### [Requirement]
Please pull out every line that includes the string "with".

### [Excerpted data]
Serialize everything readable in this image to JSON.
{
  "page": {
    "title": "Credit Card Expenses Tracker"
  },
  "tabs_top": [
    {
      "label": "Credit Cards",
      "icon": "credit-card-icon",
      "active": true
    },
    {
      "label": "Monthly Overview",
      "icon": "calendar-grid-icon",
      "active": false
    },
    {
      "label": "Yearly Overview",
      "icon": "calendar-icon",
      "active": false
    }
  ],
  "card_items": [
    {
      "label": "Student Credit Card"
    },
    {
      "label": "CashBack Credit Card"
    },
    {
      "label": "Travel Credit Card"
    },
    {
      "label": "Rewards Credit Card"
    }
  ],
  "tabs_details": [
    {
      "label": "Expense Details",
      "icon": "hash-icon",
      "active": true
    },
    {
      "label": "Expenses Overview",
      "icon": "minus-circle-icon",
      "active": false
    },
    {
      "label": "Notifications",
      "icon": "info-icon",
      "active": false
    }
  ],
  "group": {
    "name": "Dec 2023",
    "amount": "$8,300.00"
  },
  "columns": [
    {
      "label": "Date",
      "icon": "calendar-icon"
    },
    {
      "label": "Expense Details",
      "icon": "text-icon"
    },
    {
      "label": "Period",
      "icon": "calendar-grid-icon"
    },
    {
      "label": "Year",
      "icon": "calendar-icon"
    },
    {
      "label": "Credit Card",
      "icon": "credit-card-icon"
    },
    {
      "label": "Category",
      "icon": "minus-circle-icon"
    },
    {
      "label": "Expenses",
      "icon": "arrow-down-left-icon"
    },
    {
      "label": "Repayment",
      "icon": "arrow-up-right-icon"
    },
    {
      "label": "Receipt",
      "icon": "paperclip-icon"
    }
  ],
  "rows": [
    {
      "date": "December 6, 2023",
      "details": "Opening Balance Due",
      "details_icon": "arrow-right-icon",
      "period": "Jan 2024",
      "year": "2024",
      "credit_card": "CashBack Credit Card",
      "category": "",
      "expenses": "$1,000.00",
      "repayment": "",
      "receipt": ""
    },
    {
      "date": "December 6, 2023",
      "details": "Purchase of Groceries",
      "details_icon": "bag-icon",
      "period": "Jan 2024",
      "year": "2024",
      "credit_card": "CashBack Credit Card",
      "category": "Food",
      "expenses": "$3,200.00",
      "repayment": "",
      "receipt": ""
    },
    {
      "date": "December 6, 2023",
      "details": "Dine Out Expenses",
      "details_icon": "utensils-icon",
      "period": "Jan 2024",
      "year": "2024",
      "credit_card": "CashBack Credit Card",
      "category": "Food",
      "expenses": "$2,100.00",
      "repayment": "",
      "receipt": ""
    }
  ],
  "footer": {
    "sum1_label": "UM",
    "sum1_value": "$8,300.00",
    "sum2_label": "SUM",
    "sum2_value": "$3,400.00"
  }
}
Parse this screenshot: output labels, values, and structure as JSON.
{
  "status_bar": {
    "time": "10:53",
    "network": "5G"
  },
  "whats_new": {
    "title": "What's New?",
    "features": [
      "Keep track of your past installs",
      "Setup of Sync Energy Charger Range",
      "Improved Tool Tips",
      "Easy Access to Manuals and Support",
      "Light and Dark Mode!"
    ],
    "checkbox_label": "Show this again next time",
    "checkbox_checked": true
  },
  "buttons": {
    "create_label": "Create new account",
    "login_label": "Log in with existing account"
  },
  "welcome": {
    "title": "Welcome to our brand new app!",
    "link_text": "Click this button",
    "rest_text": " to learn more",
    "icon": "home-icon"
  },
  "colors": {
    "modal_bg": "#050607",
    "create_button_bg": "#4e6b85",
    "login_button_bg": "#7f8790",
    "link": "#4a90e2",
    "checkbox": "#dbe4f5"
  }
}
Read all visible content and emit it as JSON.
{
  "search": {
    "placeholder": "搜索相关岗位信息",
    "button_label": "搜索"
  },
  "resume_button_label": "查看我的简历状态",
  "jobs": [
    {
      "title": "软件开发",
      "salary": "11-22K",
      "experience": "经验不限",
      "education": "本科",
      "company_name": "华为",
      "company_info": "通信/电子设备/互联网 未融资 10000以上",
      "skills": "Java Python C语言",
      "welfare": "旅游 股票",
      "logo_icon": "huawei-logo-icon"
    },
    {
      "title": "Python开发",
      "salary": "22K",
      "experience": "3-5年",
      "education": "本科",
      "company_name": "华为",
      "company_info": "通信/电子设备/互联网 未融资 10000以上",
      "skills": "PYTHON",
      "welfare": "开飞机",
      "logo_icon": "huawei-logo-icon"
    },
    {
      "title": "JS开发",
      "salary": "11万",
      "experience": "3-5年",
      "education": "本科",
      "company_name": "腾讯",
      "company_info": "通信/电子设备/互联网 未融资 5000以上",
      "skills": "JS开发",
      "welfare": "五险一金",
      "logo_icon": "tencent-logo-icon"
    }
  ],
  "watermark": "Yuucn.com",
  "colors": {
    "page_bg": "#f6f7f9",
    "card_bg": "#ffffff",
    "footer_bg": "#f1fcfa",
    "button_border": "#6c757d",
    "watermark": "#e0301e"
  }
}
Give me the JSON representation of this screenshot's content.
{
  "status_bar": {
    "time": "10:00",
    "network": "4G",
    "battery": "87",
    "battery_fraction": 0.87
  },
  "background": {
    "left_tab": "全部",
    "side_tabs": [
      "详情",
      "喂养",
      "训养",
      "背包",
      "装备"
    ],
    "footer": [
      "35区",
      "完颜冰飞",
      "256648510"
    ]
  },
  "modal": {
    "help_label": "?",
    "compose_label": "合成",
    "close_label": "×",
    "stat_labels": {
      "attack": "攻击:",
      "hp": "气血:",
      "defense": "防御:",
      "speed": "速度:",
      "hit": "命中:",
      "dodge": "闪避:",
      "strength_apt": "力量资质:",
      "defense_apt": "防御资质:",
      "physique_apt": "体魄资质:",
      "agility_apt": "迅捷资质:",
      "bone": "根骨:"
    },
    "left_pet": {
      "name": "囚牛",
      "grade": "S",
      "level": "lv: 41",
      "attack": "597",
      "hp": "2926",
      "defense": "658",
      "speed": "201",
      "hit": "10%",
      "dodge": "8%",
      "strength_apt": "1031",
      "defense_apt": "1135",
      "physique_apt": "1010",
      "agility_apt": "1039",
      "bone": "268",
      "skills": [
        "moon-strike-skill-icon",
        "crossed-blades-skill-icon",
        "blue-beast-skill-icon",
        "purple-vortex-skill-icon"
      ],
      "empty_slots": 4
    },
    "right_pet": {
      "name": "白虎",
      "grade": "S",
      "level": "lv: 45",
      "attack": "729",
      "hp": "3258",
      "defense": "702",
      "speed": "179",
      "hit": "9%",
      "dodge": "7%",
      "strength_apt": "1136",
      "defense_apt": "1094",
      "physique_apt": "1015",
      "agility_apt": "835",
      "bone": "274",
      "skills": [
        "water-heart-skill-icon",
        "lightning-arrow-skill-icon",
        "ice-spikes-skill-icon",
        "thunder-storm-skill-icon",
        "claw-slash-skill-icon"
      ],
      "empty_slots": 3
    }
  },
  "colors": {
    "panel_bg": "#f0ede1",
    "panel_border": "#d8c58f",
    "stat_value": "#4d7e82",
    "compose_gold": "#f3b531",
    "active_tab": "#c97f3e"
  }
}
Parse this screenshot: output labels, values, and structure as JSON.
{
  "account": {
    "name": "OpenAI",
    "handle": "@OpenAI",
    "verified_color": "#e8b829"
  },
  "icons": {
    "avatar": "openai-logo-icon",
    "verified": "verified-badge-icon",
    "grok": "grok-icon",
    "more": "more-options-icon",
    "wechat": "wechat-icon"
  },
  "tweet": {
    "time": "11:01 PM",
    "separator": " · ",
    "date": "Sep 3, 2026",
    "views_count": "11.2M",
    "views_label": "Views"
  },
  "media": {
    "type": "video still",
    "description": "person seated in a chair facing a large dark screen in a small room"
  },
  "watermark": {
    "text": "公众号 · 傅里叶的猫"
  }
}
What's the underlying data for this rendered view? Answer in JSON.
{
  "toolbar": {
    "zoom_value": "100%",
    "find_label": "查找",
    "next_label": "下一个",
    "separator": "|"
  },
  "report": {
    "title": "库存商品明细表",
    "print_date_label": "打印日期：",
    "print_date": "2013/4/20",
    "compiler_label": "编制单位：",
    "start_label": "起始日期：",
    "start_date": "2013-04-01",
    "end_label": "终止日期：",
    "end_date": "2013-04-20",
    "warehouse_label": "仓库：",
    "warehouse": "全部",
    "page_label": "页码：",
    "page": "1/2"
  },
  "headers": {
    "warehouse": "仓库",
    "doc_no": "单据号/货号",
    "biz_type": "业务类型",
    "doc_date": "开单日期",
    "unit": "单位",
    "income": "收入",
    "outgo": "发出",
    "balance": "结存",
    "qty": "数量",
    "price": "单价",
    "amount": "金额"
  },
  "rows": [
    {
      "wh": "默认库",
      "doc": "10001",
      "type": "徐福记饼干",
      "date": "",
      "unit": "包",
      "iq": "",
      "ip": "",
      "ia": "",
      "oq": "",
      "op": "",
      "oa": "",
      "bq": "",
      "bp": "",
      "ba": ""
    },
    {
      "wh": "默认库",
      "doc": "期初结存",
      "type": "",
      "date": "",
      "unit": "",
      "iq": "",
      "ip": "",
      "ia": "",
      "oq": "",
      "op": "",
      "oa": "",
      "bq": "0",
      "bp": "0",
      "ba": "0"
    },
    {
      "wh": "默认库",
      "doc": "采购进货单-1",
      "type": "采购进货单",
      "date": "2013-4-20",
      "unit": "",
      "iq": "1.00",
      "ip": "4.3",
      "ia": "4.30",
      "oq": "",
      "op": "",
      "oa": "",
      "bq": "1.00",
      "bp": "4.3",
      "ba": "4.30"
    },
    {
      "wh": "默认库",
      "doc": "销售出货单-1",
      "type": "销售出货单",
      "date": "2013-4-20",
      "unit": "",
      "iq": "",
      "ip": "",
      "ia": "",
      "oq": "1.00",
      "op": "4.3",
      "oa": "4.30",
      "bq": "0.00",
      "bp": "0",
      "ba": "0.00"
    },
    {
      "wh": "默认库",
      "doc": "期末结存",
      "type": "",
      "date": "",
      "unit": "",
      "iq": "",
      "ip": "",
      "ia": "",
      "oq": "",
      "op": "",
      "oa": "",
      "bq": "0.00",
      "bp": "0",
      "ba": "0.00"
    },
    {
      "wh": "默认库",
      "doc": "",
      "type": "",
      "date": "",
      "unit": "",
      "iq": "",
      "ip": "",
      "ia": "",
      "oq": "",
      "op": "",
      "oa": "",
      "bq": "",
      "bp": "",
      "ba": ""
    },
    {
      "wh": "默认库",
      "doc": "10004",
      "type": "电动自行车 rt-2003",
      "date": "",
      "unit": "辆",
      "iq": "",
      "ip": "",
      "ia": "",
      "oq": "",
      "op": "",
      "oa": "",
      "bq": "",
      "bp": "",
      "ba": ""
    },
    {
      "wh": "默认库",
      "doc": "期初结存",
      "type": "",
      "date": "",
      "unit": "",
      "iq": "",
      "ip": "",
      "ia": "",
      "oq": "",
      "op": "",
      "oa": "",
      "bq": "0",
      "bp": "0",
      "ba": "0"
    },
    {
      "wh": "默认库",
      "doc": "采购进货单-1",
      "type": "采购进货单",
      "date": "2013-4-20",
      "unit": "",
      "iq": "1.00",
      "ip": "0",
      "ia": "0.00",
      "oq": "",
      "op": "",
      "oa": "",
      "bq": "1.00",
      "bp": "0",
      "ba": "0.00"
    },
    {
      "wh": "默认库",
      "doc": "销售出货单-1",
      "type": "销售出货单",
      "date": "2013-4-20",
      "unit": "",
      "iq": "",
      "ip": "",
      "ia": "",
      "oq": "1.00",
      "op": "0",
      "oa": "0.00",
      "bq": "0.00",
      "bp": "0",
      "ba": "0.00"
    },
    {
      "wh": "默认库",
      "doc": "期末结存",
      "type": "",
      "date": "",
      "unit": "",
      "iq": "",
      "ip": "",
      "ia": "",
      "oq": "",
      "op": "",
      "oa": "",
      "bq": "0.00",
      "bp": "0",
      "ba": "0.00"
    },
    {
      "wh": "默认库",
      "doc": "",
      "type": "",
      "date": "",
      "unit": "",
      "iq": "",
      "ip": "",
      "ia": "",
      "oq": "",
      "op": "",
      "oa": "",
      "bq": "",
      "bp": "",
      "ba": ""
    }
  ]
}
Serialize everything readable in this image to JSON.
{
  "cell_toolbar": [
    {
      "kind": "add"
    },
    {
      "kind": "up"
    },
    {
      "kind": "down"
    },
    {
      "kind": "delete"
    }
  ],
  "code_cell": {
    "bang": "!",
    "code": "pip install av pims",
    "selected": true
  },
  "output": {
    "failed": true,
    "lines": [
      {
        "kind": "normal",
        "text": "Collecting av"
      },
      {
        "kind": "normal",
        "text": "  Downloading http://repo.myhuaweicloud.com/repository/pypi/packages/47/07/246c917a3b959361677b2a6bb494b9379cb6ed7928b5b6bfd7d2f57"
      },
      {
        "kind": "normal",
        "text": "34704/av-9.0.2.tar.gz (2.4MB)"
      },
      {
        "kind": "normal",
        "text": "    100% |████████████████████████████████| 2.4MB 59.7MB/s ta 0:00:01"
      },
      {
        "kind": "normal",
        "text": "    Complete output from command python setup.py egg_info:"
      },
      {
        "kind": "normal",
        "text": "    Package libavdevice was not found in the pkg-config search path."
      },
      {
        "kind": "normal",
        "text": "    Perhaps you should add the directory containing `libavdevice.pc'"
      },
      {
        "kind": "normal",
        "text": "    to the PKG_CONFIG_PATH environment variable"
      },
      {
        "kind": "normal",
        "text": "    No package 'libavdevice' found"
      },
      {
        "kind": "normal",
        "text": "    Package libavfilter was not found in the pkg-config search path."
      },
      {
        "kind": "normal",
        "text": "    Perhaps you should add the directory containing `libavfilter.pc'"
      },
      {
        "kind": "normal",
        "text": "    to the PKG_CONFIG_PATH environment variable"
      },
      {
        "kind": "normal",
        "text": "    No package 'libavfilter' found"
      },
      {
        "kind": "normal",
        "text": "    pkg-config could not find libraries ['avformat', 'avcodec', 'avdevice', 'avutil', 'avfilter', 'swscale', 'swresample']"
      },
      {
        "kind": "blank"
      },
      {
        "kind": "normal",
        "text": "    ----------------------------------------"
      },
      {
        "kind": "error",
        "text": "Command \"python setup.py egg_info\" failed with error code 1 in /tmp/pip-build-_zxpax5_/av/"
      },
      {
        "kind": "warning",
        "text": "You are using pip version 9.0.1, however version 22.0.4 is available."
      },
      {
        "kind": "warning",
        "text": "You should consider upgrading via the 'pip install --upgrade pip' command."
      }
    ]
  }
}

### [Response to this task]
    "login_label": "Log in with existing account"
        "text": "Command \"python setup.py egg_info\" failed with error code 1 in /tmp/pip-build-_zxpax5_/av/"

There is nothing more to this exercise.